## [Stated problem]
Seek out every line containing the word "ylabel", and copy each.
*** Records provided ***
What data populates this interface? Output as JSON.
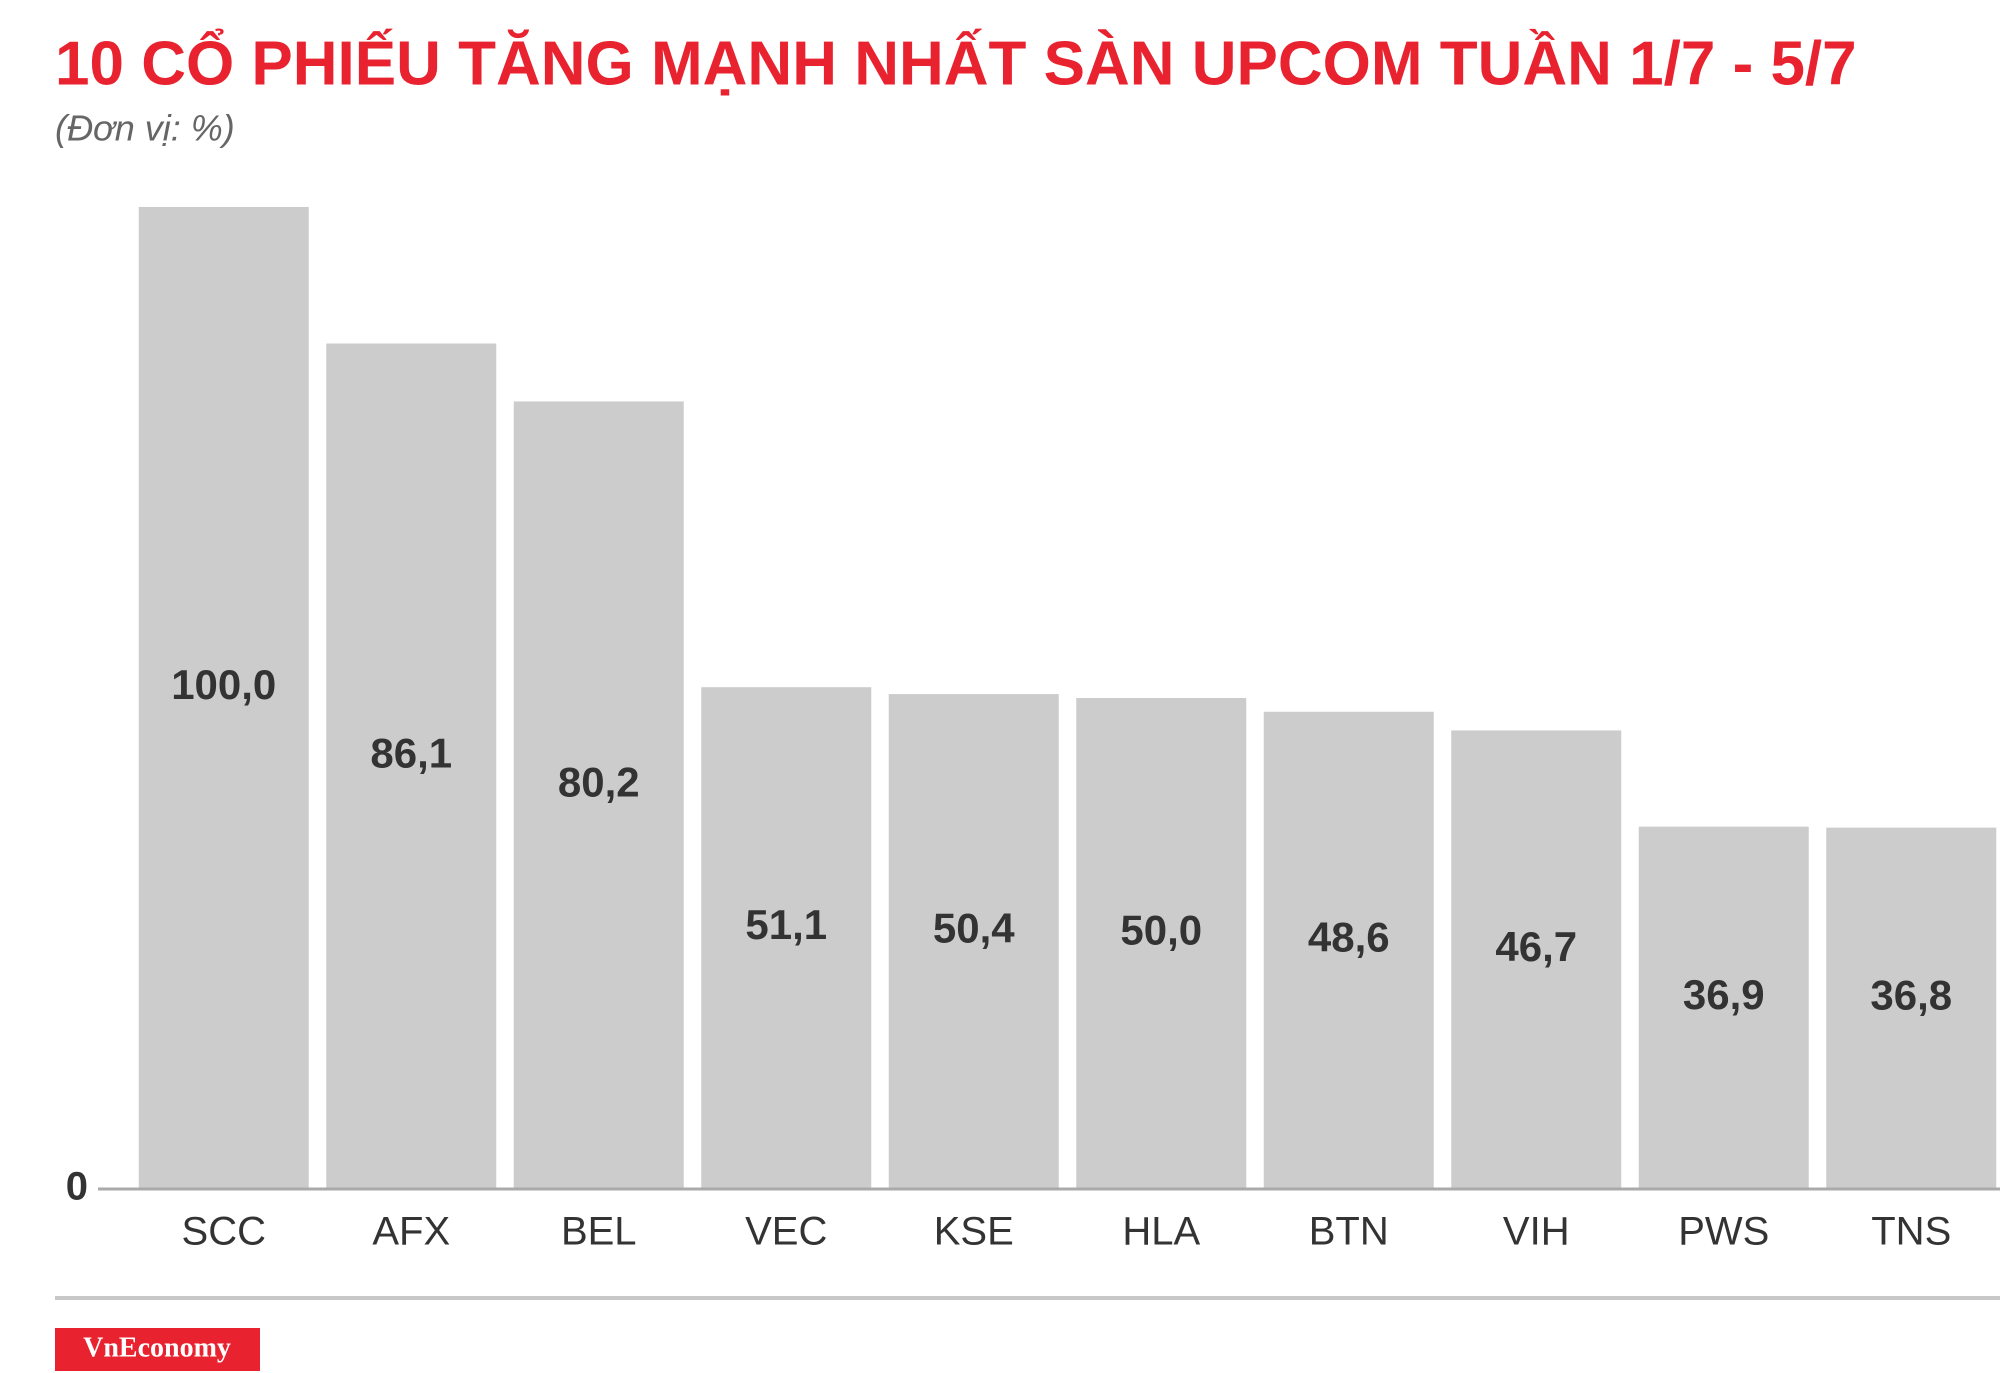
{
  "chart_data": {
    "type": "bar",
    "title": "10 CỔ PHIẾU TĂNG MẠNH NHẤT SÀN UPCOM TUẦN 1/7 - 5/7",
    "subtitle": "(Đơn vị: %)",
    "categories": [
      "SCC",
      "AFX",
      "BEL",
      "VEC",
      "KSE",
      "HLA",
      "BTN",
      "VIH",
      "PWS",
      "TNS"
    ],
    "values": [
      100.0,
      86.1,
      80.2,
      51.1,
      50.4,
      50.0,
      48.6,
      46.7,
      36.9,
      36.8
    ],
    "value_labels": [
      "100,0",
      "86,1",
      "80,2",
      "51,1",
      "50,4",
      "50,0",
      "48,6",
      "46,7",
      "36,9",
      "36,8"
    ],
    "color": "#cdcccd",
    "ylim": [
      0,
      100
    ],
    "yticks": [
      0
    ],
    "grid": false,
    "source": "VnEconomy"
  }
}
***
*** Records provided ***
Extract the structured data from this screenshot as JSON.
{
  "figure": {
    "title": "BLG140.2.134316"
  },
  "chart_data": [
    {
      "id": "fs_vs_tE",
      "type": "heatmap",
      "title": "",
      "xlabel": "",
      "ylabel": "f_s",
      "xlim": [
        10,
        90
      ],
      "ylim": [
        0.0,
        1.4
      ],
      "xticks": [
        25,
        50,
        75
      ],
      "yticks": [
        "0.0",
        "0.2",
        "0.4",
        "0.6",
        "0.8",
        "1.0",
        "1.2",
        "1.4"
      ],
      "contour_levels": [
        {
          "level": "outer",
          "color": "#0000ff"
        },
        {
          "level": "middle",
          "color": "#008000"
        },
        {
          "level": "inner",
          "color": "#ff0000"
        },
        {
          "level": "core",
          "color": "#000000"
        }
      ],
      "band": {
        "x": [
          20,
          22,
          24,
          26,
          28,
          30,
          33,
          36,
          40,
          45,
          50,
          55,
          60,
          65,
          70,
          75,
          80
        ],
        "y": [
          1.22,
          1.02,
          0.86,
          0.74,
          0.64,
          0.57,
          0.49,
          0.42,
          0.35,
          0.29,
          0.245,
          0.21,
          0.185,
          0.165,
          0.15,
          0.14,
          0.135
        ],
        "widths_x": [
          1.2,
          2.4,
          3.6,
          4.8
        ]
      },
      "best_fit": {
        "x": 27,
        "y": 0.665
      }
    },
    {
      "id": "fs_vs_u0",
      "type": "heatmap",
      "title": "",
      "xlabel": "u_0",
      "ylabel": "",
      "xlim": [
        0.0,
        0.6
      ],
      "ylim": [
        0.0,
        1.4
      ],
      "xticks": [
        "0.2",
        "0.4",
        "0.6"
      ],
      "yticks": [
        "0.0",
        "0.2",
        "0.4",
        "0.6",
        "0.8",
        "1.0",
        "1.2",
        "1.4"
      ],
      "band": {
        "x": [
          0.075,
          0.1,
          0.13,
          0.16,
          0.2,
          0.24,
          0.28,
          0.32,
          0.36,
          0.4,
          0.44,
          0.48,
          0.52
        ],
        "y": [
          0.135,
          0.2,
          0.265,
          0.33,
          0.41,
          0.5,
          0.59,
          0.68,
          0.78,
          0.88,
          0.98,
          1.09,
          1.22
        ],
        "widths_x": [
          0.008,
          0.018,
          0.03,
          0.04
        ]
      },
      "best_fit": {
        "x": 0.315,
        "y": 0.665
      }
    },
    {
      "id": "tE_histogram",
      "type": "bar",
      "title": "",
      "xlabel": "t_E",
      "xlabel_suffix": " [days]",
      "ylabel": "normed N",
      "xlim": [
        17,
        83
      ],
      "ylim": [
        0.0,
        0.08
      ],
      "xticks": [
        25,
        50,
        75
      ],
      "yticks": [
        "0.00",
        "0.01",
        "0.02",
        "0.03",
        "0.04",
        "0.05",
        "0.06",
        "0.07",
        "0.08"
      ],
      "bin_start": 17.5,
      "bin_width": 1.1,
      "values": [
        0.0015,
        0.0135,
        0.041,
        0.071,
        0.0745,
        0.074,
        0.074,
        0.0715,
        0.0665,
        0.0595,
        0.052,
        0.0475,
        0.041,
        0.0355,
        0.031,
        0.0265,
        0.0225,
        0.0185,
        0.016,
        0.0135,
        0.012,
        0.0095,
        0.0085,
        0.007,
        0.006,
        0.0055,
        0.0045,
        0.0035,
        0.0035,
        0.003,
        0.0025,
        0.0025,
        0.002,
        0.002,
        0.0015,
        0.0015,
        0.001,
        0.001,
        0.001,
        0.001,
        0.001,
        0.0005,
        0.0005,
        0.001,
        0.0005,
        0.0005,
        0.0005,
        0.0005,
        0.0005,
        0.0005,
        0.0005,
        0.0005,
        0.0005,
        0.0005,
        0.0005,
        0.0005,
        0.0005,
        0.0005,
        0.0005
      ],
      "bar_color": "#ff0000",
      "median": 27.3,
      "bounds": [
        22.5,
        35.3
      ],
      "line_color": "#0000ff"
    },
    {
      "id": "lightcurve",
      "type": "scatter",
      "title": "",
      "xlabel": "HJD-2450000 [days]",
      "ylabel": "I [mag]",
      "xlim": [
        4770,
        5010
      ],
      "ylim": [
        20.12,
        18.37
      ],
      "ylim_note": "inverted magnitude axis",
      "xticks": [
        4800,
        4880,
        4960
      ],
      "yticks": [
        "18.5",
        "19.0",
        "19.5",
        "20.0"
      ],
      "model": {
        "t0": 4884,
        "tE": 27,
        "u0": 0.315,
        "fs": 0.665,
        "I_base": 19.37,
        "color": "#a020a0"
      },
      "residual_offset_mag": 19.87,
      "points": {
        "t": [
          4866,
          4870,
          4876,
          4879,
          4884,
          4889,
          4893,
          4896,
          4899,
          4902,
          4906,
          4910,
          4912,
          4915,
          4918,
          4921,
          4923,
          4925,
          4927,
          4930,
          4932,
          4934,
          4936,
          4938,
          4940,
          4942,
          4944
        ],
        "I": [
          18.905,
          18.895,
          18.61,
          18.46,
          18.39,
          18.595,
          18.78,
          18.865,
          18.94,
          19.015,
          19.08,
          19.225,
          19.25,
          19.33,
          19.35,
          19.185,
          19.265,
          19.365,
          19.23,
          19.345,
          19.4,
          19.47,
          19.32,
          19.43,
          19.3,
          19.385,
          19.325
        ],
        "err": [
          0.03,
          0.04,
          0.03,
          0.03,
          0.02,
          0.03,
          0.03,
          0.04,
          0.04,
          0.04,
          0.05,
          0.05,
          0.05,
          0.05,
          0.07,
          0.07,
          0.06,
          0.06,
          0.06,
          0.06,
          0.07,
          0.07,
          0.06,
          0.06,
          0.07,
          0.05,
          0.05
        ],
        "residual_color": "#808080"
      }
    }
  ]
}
***
## [Solution for this task]
      "ylabel": "f_s",
      "ylabel": "",
      "ylabel": "normed N",
      "ylabel": "I [mag]",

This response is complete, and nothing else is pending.